*PROBLEM DETAILS*
In the material below, list every line carrying the string "panel".

*MATERIAL*
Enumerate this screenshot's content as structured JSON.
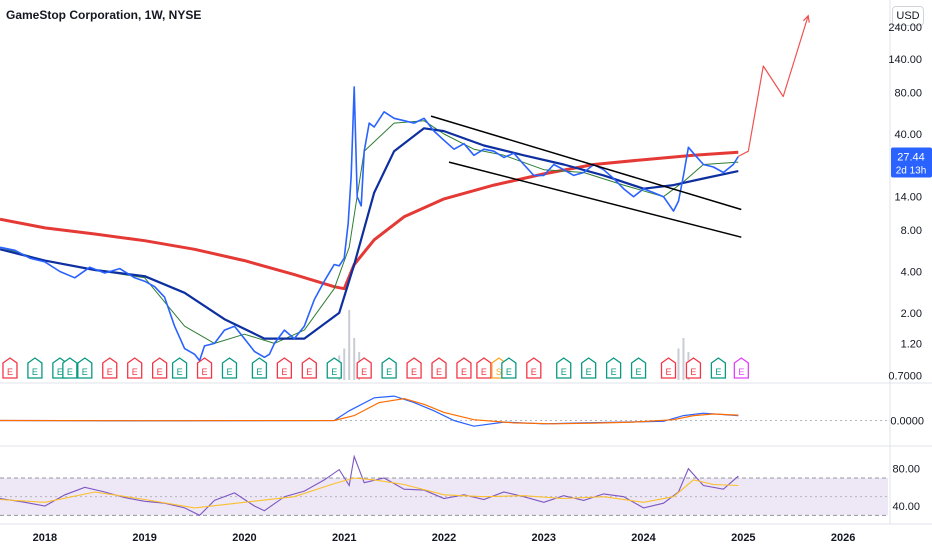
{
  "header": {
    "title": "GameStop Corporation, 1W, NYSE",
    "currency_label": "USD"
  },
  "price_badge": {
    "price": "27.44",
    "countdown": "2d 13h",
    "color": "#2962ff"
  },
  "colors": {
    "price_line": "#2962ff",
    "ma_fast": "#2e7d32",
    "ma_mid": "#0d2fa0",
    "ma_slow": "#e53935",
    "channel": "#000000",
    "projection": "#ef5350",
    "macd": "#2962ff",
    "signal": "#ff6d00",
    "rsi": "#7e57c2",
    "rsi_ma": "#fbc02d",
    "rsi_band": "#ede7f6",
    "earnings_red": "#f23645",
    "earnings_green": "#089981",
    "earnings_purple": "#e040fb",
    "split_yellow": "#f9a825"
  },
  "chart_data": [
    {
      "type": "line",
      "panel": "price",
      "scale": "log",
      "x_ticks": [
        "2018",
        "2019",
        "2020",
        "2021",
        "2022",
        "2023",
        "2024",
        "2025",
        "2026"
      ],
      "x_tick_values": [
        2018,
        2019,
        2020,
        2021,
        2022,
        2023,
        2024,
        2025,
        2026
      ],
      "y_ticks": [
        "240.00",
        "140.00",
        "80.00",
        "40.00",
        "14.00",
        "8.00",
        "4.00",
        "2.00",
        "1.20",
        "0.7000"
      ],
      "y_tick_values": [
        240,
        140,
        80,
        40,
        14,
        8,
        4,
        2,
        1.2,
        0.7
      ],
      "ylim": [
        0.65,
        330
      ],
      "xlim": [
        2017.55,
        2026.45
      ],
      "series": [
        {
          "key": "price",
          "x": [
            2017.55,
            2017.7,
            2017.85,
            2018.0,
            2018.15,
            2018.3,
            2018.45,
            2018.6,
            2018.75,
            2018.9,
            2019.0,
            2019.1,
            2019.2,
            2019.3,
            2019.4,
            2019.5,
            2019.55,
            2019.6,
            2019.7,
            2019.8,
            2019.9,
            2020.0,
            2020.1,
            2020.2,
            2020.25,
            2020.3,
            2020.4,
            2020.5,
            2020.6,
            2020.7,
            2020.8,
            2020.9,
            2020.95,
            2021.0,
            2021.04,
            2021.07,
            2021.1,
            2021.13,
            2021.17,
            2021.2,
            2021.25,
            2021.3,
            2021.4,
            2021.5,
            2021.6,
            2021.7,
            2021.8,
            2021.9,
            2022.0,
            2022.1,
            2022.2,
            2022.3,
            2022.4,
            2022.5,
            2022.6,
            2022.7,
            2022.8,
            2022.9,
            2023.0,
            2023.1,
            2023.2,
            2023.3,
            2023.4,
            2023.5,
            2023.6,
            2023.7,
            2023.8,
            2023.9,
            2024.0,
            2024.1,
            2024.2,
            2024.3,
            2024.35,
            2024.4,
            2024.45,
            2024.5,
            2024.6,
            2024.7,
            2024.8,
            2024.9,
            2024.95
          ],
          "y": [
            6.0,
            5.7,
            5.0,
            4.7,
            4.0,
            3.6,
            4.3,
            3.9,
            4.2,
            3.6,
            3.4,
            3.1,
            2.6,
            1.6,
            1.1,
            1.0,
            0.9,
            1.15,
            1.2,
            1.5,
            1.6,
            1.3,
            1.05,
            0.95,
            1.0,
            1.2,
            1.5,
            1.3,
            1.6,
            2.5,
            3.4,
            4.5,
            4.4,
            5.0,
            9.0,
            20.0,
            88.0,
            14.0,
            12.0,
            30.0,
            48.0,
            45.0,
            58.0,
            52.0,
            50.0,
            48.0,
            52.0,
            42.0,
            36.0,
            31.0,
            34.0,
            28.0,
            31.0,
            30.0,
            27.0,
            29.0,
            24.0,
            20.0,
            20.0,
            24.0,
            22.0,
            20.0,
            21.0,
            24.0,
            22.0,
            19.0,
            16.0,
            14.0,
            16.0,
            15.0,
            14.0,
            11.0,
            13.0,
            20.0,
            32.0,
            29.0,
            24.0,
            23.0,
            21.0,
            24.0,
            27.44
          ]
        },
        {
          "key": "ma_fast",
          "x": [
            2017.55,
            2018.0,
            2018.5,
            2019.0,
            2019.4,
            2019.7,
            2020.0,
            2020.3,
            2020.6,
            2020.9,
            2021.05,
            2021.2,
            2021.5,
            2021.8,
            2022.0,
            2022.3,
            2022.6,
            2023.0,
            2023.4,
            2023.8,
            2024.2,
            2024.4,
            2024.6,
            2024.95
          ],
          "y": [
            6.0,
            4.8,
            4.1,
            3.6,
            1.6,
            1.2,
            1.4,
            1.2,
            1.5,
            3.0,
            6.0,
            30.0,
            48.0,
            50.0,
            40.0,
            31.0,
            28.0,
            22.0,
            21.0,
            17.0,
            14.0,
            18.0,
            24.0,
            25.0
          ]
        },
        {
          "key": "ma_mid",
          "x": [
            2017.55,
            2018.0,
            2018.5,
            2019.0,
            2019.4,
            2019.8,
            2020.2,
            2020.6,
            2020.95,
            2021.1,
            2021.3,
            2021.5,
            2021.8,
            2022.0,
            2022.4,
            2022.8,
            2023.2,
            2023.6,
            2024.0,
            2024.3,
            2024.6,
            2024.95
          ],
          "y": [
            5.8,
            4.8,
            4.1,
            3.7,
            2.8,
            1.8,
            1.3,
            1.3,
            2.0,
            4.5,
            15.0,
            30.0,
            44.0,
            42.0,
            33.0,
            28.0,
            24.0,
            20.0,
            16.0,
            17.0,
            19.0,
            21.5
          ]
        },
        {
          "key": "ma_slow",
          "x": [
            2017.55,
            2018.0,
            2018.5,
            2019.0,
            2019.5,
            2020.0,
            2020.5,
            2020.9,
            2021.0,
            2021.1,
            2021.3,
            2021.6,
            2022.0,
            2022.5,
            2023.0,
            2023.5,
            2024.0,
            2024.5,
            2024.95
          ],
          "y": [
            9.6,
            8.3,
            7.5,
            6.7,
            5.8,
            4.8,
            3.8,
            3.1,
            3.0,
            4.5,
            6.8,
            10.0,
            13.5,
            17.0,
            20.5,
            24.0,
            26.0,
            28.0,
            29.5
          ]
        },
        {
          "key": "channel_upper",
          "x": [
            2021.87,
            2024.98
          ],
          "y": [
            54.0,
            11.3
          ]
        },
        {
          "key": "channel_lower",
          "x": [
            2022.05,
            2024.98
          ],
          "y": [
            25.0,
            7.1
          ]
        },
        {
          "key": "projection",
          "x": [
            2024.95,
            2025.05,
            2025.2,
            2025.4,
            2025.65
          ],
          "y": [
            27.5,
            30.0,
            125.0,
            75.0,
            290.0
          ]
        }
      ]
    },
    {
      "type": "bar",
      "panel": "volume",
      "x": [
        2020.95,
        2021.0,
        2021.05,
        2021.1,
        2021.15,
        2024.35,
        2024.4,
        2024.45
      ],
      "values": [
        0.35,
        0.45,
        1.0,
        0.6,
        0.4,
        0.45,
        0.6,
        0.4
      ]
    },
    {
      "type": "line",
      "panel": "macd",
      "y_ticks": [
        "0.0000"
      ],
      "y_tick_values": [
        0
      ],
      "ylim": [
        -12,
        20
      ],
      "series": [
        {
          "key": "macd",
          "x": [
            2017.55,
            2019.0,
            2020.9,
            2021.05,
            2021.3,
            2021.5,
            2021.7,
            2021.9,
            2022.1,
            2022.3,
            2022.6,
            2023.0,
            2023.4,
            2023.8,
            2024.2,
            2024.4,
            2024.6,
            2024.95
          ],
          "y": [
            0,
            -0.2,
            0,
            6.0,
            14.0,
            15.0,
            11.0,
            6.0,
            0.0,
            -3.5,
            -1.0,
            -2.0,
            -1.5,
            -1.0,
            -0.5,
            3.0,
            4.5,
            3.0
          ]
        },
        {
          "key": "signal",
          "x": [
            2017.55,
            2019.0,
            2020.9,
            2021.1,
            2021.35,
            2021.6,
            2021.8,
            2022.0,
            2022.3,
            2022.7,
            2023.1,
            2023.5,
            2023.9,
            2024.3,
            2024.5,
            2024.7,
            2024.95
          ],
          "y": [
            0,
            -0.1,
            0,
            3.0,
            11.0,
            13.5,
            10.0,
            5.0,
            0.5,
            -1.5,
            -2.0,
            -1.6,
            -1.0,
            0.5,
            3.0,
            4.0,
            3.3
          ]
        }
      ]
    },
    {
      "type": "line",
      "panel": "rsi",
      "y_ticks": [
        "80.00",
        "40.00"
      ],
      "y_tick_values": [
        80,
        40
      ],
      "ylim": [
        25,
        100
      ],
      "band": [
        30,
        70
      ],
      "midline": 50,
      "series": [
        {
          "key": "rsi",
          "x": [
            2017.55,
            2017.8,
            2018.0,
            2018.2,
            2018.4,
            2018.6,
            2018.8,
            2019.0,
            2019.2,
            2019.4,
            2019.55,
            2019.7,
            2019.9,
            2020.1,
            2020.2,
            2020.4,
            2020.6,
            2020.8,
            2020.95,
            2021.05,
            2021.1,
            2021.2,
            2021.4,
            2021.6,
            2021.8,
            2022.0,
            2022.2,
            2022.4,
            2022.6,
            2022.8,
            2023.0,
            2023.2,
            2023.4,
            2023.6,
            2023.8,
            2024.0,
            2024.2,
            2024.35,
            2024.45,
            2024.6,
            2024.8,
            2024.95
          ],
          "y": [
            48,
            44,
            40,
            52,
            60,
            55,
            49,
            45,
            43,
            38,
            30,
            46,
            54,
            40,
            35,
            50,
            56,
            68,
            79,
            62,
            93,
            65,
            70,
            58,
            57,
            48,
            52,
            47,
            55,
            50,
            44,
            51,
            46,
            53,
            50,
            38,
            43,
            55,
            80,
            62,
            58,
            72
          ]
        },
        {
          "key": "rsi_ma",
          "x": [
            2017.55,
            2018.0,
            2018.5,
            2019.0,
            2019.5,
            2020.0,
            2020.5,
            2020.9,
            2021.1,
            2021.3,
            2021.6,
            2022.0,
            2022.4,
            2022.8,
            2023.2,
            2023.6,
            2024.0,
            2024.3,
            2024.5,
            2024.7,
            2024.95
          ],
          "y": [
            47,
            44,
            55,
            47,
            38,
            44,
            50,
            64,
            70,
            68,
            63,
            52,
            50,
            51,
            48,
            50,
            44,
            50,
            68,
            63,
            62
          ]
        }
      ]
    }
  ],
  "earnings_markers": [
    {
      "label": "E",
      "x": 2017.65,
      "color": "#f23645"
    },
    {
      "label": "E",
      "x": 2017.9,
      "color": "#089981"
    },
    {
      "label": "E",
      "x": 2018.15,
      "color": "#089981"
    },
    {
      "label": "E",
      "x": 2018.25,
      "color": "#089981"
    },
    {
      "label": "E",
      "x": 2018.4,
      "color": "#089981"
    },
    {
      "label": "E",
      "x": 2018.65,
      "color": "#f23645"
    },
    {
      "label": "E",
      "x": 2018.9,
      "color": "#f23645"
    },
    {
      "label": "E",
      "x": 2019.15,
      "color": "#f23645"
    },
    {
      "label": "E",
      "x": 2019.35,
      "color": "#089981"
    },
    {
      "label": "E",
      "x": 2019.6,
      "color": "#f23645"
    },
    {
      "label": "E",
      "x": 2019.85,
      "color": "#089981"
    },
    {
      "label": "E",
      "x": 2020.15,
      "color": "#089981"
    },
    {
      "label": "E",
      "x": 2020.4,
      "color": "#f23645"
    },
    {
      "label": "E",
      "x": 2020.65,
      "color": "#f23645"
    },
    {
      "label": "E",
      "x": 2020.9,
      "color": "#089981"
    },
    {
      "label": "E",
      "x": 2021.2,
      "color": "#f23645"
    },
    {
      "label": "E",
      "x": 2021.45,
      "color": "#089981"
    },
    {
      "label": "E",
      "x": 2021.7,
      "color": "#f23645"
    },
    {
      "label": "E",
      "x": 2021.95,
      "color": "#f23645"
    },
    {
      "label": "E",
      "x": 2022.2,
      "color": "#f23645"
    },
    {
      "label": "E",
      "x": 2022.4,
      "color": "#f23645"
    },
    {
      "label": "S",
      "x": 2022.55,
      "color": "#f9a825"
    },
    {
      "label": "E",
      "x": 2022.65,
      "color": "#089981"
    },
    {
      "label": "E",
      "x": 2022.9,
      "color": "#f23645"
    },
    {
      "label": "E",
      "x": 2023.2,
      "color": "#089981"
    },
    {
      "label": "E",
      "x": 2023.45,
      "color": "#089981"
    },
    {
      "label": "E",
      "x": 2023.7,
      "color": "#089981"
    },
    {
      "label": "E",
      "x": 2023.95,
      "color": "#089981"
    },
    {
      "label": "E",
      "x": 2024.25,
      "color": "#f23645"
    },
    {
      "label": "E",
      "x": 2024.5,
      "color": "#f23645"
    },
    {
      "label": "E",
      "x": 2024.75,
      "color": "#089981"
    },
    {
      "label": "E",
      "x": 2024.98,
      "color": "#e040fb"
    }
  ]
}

*WORKED ANSWER*
      "panel": "price",
      "panel": "volume",
      "panel": "macd",
      "panel": "rsi",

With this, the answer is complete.